━━ Information supplied

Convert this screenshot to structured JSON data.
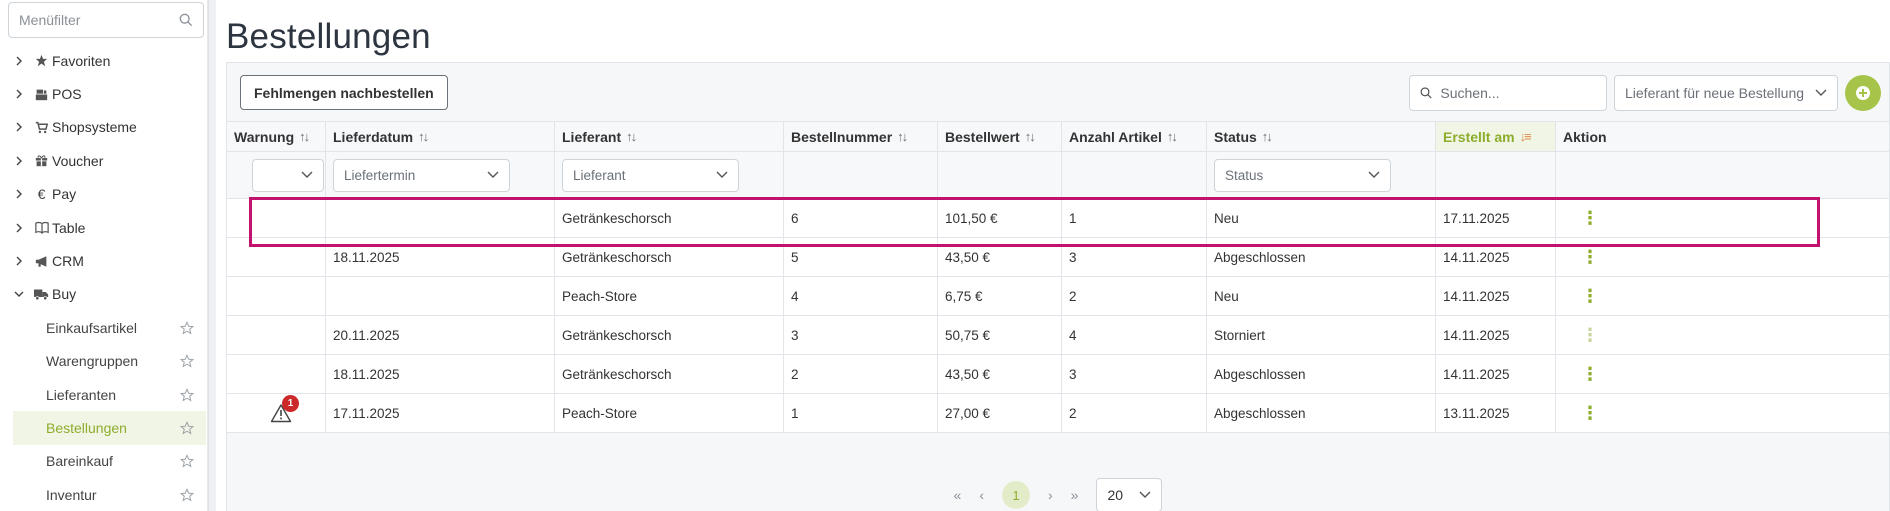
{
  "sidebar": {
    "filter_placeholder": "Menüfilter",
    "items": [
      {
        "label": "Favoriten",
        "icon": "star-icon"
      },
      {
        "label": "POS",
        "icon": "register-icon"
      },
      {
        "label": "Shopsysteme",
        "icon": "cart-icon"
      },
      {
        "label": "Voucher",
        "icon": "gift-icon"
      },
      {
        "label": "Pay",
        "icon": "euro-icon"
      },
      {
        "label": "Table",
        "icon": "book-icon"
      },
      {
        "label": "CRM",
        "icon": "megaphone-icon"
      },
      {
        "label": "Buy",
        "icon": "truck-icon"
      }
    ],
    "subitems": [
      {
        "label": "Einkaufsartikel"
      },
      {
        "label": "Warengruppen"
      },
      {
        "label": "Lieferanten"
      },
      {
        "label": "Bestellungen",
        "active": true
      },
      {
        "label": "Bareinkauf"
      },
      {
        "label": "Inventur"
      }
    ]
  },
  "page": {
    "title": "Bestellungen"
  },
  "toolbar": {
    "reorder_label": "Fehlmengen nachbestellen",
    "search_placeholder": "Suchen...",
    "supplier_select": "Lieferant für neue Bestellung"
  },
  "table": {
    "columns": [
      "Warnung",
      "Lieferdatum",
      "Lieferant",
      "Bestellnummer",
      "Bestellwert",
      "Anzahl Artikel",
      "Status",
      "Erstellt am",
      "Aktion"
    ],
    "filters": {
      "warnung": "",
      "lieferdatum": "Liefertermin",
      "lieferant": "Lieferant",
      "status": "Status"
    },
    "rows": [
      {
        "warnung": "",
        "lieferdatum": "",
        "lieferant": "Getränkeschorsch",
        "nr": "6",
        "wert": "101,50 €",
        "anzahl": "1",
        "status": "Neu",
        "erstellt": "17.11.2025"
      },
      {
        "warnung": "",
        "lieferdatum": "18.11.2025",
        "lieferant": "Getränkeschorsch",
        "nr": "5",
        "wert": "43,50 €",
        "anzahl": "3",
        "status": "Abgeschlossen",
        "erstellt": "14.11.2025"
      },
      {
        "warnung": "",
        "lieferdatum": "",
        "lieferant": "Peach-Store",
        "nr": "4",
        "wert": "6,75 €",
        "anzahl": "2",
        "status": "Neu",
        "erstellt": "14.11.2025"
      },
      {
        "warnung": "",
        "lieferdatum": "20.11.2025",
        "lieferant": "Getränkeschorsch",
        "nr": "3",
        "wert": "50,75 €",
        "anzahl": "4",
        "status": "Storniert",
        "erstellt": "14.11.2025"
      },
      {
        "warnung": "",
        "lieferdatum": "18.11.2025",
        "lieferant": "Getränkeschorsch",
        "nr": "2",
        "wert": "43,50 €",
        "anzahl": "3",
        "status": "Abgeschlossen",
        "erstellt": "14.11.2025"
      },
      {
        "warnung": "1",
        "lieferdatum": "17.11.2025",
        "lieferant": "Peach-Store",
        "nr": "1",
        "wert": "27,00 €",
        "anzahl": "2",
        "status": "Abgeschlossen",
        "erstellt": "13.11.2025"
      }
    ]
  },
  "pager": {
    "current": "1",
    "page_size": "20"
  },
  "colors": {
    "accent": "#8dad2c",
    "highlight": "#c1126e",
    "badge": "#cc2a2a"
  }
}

━━━━
━━ Information supplied

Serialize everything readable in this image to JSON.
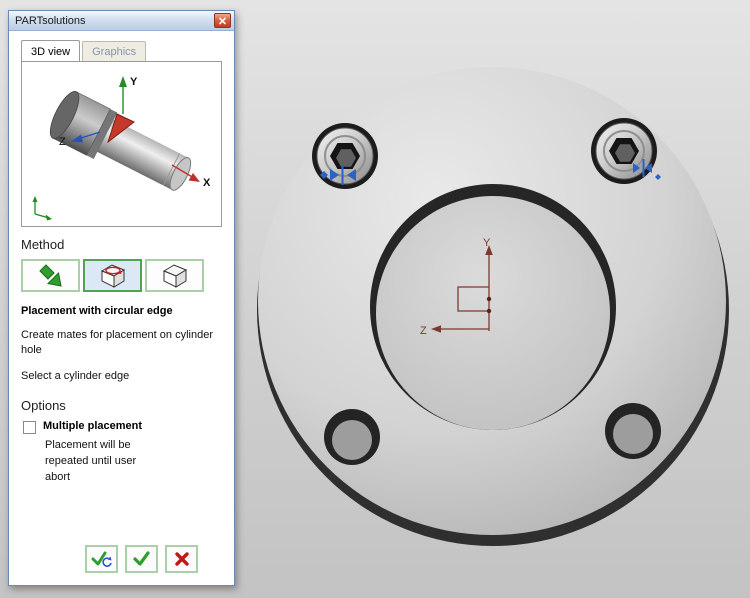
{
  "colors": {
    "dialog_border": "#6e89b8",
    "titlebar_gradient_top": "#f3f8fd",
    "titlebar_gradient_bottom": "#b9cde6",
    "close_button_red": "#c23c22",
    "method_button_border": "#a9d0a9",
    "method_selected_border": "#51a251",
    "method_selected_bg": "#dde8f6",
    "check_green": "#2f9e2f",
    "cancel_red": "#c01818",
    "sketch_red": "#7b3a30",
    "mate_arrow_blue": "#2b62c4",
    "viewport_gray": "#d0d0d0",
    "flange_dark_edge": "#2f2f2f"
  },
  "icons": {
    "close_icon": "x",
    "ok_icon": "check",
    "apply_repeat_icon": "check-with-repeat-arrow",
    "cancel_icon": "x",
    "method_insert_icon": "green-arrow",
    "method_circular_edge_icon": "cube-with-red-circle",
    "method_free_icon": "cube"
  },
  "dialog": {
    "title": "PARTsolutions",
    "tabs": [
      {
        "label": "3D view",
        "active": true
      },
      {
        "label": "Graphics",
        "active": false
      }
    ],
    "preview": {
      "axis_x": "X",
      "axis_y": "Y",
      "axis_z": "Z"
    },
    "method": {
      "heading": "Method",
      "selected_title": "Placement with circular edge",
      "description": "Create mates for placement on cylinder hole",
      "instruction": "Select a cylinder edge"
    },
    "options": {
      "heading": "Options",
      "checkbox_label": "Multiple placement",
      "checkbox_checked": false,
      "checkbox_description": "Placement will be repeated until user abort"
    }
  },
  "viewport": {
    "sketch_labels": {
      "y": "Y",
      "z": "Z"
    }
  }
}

━━━━
━━ Information supplied

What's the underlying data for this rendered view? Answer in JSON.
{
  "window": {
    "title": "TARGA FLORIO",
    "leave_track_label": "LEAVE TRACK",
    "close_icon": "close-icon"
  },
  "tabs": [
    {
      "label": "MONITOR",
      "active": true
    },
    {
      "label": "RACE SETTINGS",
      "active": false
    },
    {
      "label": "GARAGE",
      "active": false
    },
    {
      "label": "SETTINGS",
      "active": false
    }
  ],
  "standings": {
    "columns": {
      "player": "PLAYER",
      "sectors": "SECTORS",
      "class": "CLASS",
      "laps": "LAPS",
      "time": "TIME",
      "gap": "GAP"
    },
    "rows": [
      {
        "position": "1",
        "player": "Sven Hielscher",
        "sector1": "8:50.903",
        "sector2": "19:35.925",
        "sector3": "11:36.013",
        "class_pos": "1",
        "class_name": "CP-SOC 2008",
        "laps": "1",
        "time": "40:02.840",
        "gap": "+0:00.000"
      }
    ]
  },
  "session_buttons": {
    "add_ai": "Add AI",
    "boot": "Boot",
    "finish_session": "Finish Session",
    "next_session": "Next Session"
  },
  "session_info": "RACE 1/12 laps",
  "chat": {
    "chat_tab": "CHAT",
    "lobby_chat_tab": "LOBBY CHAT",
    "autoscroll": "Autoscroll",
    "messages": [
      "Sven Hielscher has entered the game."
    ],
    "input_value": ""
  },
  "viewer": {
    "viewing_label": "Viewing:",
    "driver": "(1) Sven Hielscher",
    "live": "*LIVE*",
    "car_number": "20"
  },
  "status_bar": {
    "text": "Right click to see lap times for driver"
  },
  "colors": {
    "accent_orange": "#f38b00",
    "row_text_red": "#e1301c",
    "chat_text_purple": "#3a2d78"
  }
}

━━━━

*Task brief:*
List all lines in the material containing the string "player".

*Output:*
      "player": "PLAYER",
        "player": "Sven Hielscher",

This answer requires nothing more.